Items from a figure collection
(begin)

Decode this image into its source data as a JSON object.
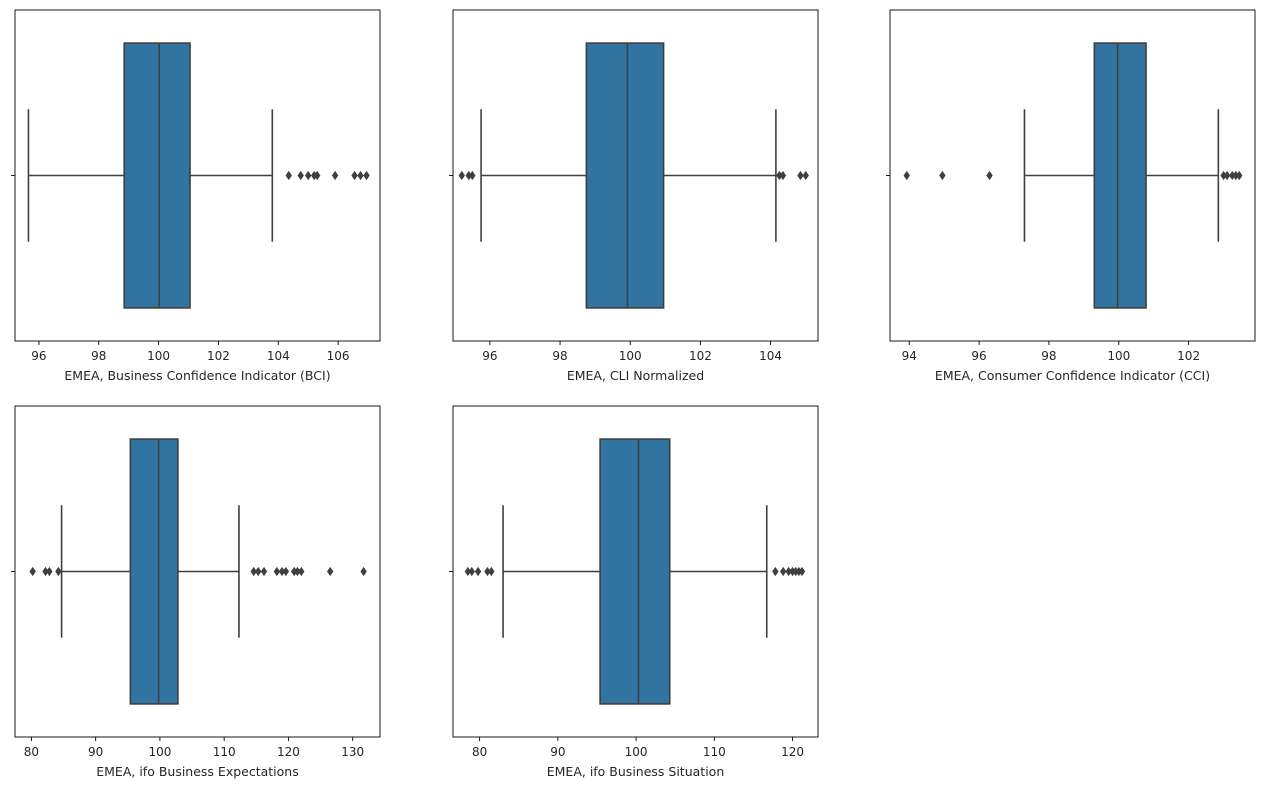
{
  "chart_data": [
    {
      "type": "box",
      "xlabel": "EMEA, Business Confidence Indicator (BCI)",
      "xlim": [
        95.2,
        107.4
      ],
      "xticks": [
        96,
        98,
        100,
        102,
        104,
        106
      ],
      "box": {
        "whisker_low": 95.65,
        "q1": 98.85,
        "median": 100.02,
        "q3": 101.05,
        "whisker_high": 103.8
      },
      "outliers": [
        104.35,
        104.75,
        105.0,
        105.2,
        105.3,
        105.9,
        106.55,
        106.75,
        106.95
      ],
      "grid": false
    },
    {
      "type": "box",
      "xlabel": "EMEA, CLI Normalized",
      "xlim": [
        94.95,
        105.35
      ],
      "xticks": [
        96,
        98,
        100,
        102,
        104
      ],
      "box": {
        "whisker_low": 95.75,
        "q1": 98.75,
        "median": 99.92,
        "q3": 100.95,
        "whisker_high": 104.15
      },
      "outliers": [
        95.2,
        95.4,
        95.5,
        104.25,
        104.35,
        104.85,
        105.0
      ],
      "grid": false
    },
    {
      "type": "box",
      "xlabel": "EMEA, Consumer Confidence Indicator (CCI)",
      "xlim": [
        93.45,
        103.9
      ],
      "xticks": [
        94,
        96,
        98,
        100,
        102
      ],
      "box": {
        "whisker_low": 97.3,
        "q1": 99.3,
        "median": 99.97,
        "q3": 100.78,
        "whisker_high": 102.85
      },
      "outliers": [
        93.93,
        94.95,
        96.3,
        103.0,
        103.1,
        103.25,
        103.35,
        103.45
      ],
      "grid": false
    },
    {
      "type": "box",
      "xlabel": "EMEA, ifo Business Expectations",
      "xlim": [
        77.45,
        134.25
      ],
      "xticks": [
        80,
        90,
        100,
        110,
        120,
        130
      ],
      "box": {
        "whisker_low": 84.7,
        "q1": 95.4,
        "median": 99.8,
        "q3": 102.8,
        "whisker_high": 112.3
      },
      "outliers": [
        80.2,
        82.2,
        82.8,
        84.2,
        114.6,
        115.3,
        116.2,
        118.2,
        119.0,
        119.6,
        120.9,
        121.4,
        122.0,
        126.5,
        131.7
      ],
      "grid": false
    },
    {
      "type": "box",
      "xlabel": "EMEA, ifo Business Situation",
      "xlim": [
        76.6,
        123.25
      ],
      "xticks": [
        80,
        90,
        100,
        110,
        120
      ],
      "box": {
        "whisker_low": 83.0,
        "q1": 95.4,
        "median": 100.3,
        "q3": 104.3,
        "whisker_high": 116.7
      },
      "outliers": [
        78.5,
        79.0,
        79.8,
        81.0,
        81.5,
        117.8,
        118.8,
        119.5,
        120.0,
        120.4,
        120.8,
        121.2
      ],
      "grid": false
    }
  ],
  "style": {
    "box_fill": "#3274a1",
    "line_color": "#3f3f3f",
    "axis_color": "#000000",
    "text_color": "#262626"
  }
}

(end)

§ **GOAL OF THE EXERCISE**
Copy all lines of the material above where the string "Business" occurs.

§ **TASK OUTPUT**
      "xlabel": "EMEA, Business Confidence Indicator (BCI)",
      "xlabel": "EMEA, ifo Business Expectations",
      "xlabel": "EMEA, ifo Business Situation",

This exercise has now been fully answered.